• _MATERIALS PROVIDED_
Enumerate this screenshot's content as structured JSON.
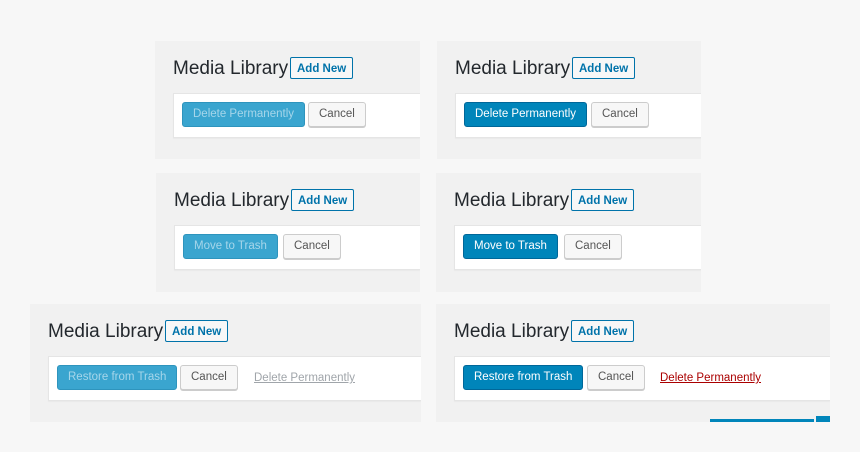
{
  "panels": [
    {
      "title": "Media Library",
      "add_new": "Add New",
      "primary": "Delete Permanently",
      "cancel": "Cancel"
    },
    {
      "title": "Media Library",
      "add_new": "Add New",
      "primary": "Delete Permanently",
      "cancel": "Cancel"
    },
    {
      "title": "Media Library",
      "add_new": "Add New",
      "primary": "Move to Trash",
      "cancel": "Cancel"
    },
    {
      "title": "Media Library",
      "add_new": "Add New",
      "primary": "Move to Trash",
      "cancel": "Cancel"
    },
    {
      "title": "Media Library",
      "add_new": "Add New",
      "primary": "Restore from Trash",
      "cancel": "Cancel",
      "delete_link": "Delete Permanently"
    },
    {
      "title": "Media Library",
      "add_new": "Add New",
      "primary": "Restore from Trash",
      "cancel": "Cancel",
      "delete_link": "Delete Permanently"
    }
  ],
  "colors": {
    "primary": "#0085ba",
    "primary_disabled": "#3aa5cf",
    "link": "#0073aa",
    "delete_active": "#aa0000",
    "delete_disabled": "#a0a5aa"
  }
}
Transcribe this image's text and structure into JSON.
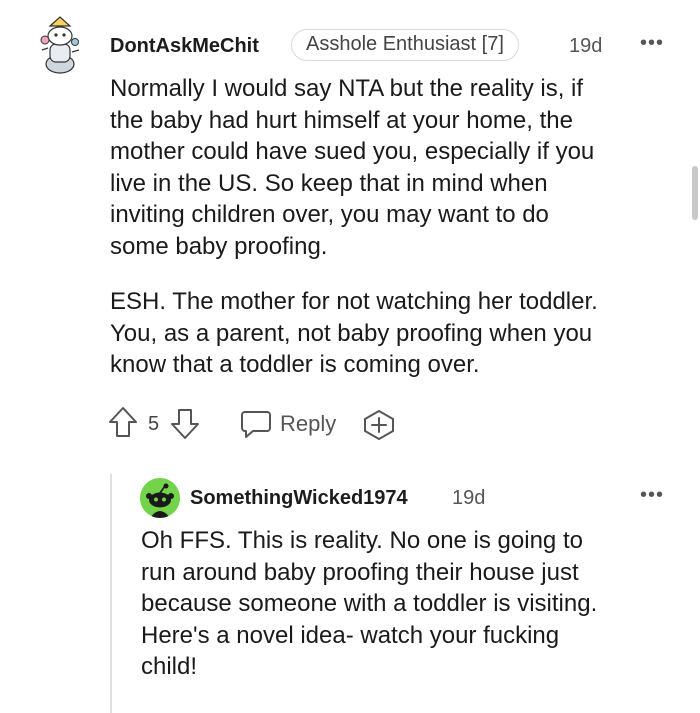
{
  "comment": {
    "username": "DontAskMeChit",
    "flair": "Asshole Enthusiast [7]",
    "time": "19d",
    "more_icon": "•••",
    "paragraphs": [
      "Normally I would say NTA but the reality is, if\nthe baby had hurt himself at your home, the\nmother could have sued you, especially if you\nlive in the US. So keep that in mind when\ninviting children over, you may want to do\nsome baby proofing.",
      "ESH. The mother for not watching her toddler.\nYou, as a parent, not baby proofing when you\nknow that a toddler is coming over."
    ],
    "vote_count": "5",
    "reply_label": "Reply"
  },
  "reply": {
    "username": "SomethingWicked1974",
    "time": "19d",
    "more_icon": "•••",
    "paragraph": "Oh FFS. This is reality. No one is going to\nrun around baby proofing their house just\nbecause someone with a toddler is visiting.\nHere's a novel idea- watch your fucking\nchild!"
  },
  "colors": {
    "text": "#1a1a1b",
    "meta": "#555555",
    "avatar_green": "#73d34b",
    "thread_line": "#e0e0e0"
  }
}
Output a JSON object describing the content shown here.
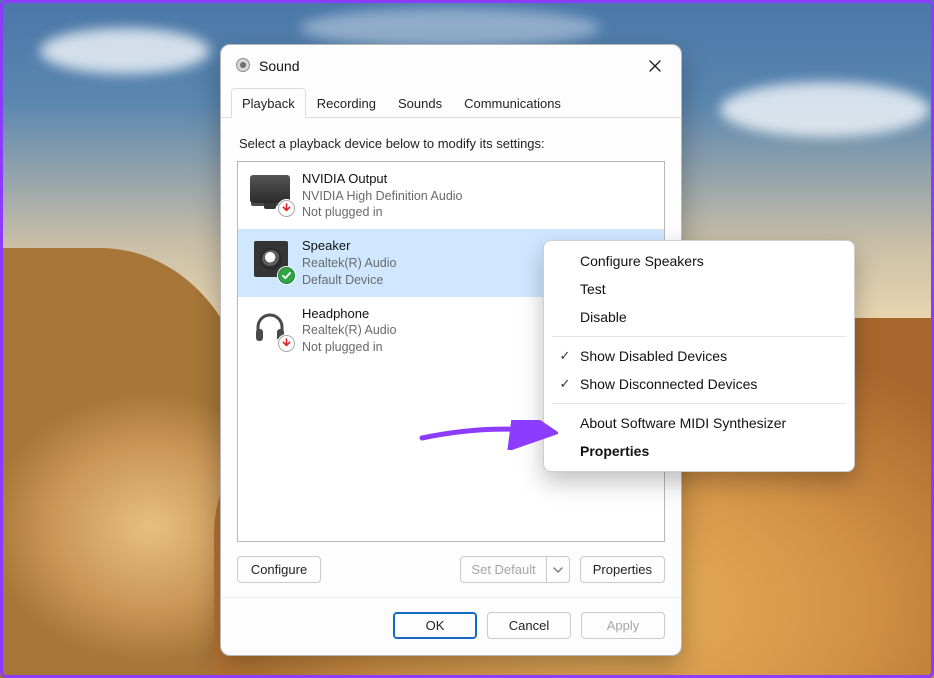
{
  "window": {
    "title": "Sound"
  },
  "tabs": {
    "t0": "Playback",
    "t1": "Recording",
    "t2": "Sounds",
    "t3": "Communications",
    "active_index": 0
  },
  "hint": "Select a playback device below to modify its settings:",
  "devices": [
    {
      "title": "NVIDIA Output",
      "sub1": "NVIDIA High Definition Audio",
      "sub2": "Not plugged in",
      "icon": "monitor",
      "badge": "down",
      "selected": false
    },
    {
      "title": "Speaker",
      "sub1": "Realtek(R) Audio",
      "sub2": "Default Device",
      "icon": "speaker",
      "badge": "ok",
      "selected": true
    },
    {
      "title": "Headphone",
      "sub1": "Realtek(R) Audio",
      "sub2": "Not plugged in",
      "icon": "headphone",
      "badge": "down",
      "selected": false
    }
  ],
  "buttons": {
    "configure": "Configure",
    "set_default": "Set Default",
    "properties": "Properties",
    "ok": "OK",
    "cancel": "Cancel",
    "apply": "Apply"
  },
  "context_menu": {
    "items": [
      {
        "label": "Configure Speakers",
        "checked": false,
        "bold": false
      },
      {
        "label": "Test",
        "checked": false,
        "bold": false
      },
      {
        "label": "Disable",
        "checked": false,
        "bold": false
      },
      {
        "sep": true
      },
      {
        "label": "Show Disabled Devices",
        "checked": true,
        "bold": false
      },
      {
        "label": "Show Disconnected Devices",
        "checked": true,
        "bold": false
      },
      {
        "sep": true
      },
      {
        "label": "About Software MIDI Synthesizer",
        "checked": false,
        "bold": false
      },
      {
        "label": "Properties",
        "checked": false,
        "bold": true
      }
    ]
  },
  "annotation": {
    "color": "#8d3bff"
  }
}
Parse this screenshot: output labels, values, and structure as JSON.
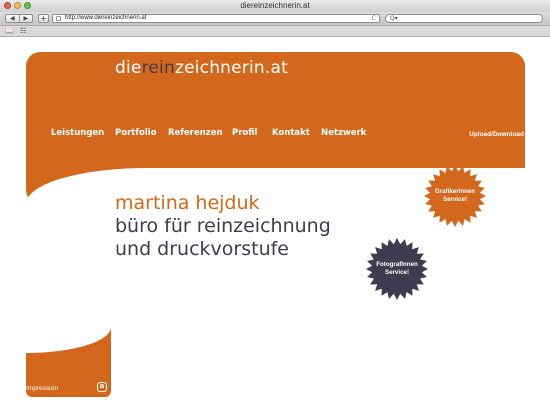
{
  "window": {
    "title": "diereinzeichnerin.at"
  },
  "toolbar": {
    "back": "◀",
    "forward": "▶",
    "add": "+",
    "url": "http://www.diereinzeichnerin.at",
    "reload": "C",
    "search_icon": "Q▾"
  },
  "bookmarks": {
    "book_icon": "book-icon",
    "grid_icon": "grid-icon"
  },
  "logo": {
    "part1": "die",
    "part2": "rein",
    "part3": "zeichnerin.at"
  },
  "nav": {
    "items": [
      "Leistungen",
      "Portfolio",
      "Referenzen",
      "Profil",
      "Kontakt",
      "Netzwerk"
    ],
    "upload": "Upload/Download"
  },
  "headline": {
    "line1": "martina hejduk",
    "line2": "büro für reinzeichnung",
    "line3": "und druckvorstufe"
  },
  "badges": {
    "grafiker": {
      "line1": "GrafikerInnen",
      "line2": "Service!"
    },
    "fotograf": {
      "line1": "FotografInnen",
      "line2": "Service!"
    }
  },
  "footer": {
    "impressum": "Impressum",
    "logo_letter": "a"
  },
  "colors": {
    "brand_orange": "#d3681d",
    "dark_slate": "#3e3d4f",
    "white": "#ffffff"
  }
}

• _DESCRIPTION OF THE TASK_
Leave out all images, then reproduce the entries above exactly.

• _TASK OUTPUT_
Enumerate this screenshot's content as structured JSON.
{
  "panels": [
    {
      "title": "Media Library",
      "add_new": "Add New",
      "primary": "Delete Permanently",
      "cancel": "Cancel"
    },
    {
      "title": "Media Library",
      "add_new": "Add New",
      "primary": "Delete Permanently",
      "cancel": "Cancel"
    },
    {
      "title": "Media Library",
      "add_new": "Add New",
      "primary": "Move to Trash",
      "cancel": "Cancel"
    },
    {
      "title": "Media Library",
      "add_new": "Add New",
      "primary": "Move to Trash",
      "cancel": "Cancel"
    },
    {
      "title": "Media Library",
      "add_new": "Add New",
      "primary": "Restore from Trash",
      "cancel": "Cancel",
      "delete_link": "Delete Permanently"
    },
    {
      "title": "Media Library",
      "add_new": "Add New",
      "primary": "Restore from Trash",
      "cancel": "Cancel",
      "delete_link": "Delete Permanently"
    }
  ],
  "colors": {
    "primary": "#0085ba",
    "primary_disabled": "#3aa5cf",
    "link": "#0073aa",
    "delete_active": "#aa0000",
    "delete_disabled": "#a0a5aa"
  }
}
Transcribe this image's text and structure into JSON.
{
  "comment": {
    "username": "DontAskMeChit",
    "flair": "Asshole Enthusiast [7]",
    "time": "19d",
    "more_icon": "•••",
    "paragraphs": [
      "Normally I would say NTA but the reality is, if\nthe baby had hurt himself at your home, the\nmother could have sued you, especially if you\nlive in the US. So keep that in mind when\ninviting children over, you may want to do\nsome baby proofing.",
      "ESH. The mother for not watching her toddler.\nYou, as a parent, not baby proofing when you\nknow that a toddler is coming over."
    ],
    "vote_count": "5",
    "reply_label": "Reply"
  },
  "reply": {
    "username": "SomethingWicked1974",
    "time": "19d",
    "more_icon": "•••",
    "paragraph": "Oh FFS. This is reality. No one is going to\nrun around baby proofing their house just\nbecause someone with a toddler is visiting.\nHere's a novel idea- watch your fucking\nchild!"
  },
  "colors": {
    "text": "#1a1a1b",
    "meta": "#555555",
    "avatar_green": "#73d34b",
    "thread_line": "#e0e0e0"
  }
}
Output a JSON object describing the content shown here.
{
  "window": {
    "title": "Sound"
  },
  "tabs": {
    "t0": "Playback",
    "t1": "Recording",
    "t2": "Sounds",
    "t3": "Communications",
    "active_index": 0
  },
  "hint": "Select a playback device below to modify its settings:",
  "devices": [
    {
      "title": "NVIDIA Output",
      "sub1": "NVIDIA High Definition Audio",
      "sub2": "Not plugged in",
      "icon": "monitor",
      "badge": "down",
      "selected": false
    },
    {
      "title": "Speaker",
      "sub1": "Realtek(R) Audio",
      "sub2": "Default Device",
      "icon": "speaker",
      "badge": "ok",
      "selected": true
    },
    {
      "title": "Headphone",
      "sub1": "Realtek(R) Audio",
      "sub2": "Not plugged in",
      "icon": "headphone",
      "badge": "down",
      "selected": false
    }
  ],
  "buttons": {
    "configure": "Configure",
    "set_default": "Set Default",
    "properties": "Properties",
    "ok": "OK",
    "cancel": "Cancel",
    "apply": "Apply"
  },
  "context_menu": {
    "items": [
      {
        "label": "Configure Speakers",
        "checked": false,
        "bold": false
      },
      {
        "label": "Test",
        "checked": false,
        "bold": false
      },
      {
        "label": "Disable",
        "checked": false,
        "bold": false
      },
      {
        "sep": true
      },
      {
        "label": "Show Disabled Devices",
        "checked": true,
        "bold": false
      },
      {
        "label": "Show Disconnected Devices",
        "checked": true,
        "bold": false
      },
      {
        "sep": true
      },
      {
        "label": "About Software MIDI Synthesizer",
        "checked": false,
        "bold": false
      },
      {
        "label": "Properties",
        "checked": false,
        "bold": true
      }
    ]
  },
  "annotation": {
    "color": "#8d3bff"
  }
}
Parse this screenshot: output labels, values, and structure as JSON.
{
  "window": {
    "title": "diereinzeichnerin.at"
  },
  "toolbar": {
    "back": "◀",
    "forward": "▶",
    "add": "+",
    "url": "http://www.diereinzeichnerin.at",
    "reload": "C",
    "search_icon": "Q▾"
  },
  "bookmarks": {
    "book_icon": "book-icon",
    "grid_icon": "grid-icon"
  },
  "logo": {
    "part1": "die",
    "part2": "rein",
    "part3": "zeichnerin.at"
  },
  "nav": {
    "items": [
      "Leistungen",
      "Portfolio",
      "Referenzen",
      "Profil",
      "Kontakt",
      "Netzwerk"
    ],
    "upload": "Upload/Download"
  },
  "headline": {
    "line1": "martina hejduk",
    "line2": "büro für reinzeichnung",
    "line3": "und druckvorstufe"
  },
  "badges": {
    "grafiker": {
      "line1": "GrafikerInnen",
      "line2": "Service!"
    },
    "fotograf": {
      "line1": "FotografInnen",
      "line2": "Service!"
    }
  },
  "footer": {
    "impressum": "Impressum",
    "logo_letter": "a"
  },
  "colors": {
    "brand_orange": "#d3681d",
    "dark_slate": "#3e3d4f",
    "white": "#ffffff"
  }
}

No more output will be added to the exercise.